* **Dataset records**:
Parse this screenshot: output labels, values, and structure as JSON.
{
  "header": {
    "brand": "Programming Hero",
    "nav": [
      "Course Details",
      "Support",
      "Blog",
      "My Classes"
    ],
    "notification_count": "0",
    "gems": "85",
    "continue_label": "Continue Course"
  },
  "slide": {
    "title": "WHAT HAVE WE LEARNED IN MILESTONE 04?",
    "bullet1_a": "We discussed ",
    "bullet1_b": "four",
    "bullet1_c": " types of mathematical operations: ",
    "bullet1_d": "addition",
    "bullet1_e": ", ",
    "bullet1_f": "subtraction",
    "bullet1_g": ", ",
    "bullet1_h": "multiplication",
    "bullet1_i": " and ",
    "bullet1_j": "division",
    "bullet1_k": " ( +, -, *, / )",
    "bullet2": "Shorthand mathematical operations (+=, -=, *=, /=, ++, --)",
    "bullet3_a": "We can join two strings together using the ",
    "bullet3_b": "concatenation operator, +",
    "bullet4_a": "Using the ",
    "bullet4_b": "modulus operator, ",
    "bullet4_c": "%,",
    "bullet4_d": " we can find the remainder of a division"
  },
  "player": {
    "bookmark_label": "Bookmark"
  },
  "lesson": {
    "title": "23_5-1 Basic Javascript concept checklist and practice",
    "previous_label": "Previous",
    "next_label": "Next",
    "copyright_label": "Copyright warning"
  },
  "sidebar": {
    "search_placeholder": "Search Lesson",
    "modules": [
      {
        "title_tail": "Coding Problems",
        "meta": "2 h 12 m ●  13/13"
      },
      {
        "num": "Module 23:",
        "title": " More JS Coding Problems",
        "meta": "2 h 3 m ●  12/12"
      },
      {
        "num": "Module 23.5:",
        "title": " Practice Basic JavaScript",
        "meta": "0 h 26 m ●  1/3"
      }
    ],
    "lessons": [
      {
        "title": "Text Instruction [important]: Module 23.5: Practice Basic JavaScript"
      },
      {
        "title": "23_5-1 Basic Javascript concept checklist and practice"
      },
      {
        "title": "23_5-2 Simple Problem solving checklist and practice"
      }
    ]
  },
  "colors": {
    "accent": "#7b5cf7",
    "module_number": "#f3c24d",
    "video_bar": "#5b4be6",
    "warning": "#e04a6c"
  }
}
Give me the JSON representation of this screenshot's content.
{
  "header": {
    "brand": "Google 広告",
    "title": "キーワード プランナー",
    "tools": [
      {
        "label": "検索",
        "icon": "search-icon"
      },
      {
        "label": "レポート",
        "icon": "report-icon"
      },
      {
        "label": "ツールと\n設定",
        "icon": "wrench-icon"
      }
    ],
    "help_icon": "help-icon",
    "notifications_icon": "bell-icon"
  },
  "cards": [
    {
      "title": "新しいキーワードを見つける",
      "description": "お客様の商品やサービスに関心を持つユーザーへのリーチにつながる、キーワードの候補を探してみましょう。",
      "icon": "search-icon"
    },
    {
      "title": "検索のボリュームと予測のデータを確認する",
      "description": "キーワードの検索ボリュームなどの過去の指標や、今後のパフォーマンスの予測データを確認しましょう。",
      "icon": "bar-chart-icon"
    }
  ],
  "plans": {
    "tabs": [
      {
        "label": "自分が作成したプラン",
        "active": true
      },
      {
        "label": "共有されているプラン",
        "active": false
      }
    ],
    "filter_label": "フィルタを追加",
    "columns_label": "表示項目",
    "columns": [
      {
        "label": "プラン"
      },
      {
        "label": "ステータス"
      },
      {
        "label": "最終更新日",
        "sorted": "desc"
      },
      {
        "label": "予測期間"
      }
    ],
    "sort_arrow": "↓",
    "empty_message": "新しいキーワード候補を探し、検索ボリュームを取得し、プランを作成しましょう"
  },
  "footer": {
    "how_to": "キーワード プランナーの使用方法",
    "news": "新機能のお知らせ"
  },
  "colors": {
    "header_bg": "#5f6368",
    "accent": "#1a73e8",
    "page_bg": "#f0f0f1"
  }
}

* **Your task**: Pull every line containing "operator" out of the records.

* **Written answer**:
    "bullet3_b": "concatenation operator, +",
    "bullet4_b": "modulus operator, ",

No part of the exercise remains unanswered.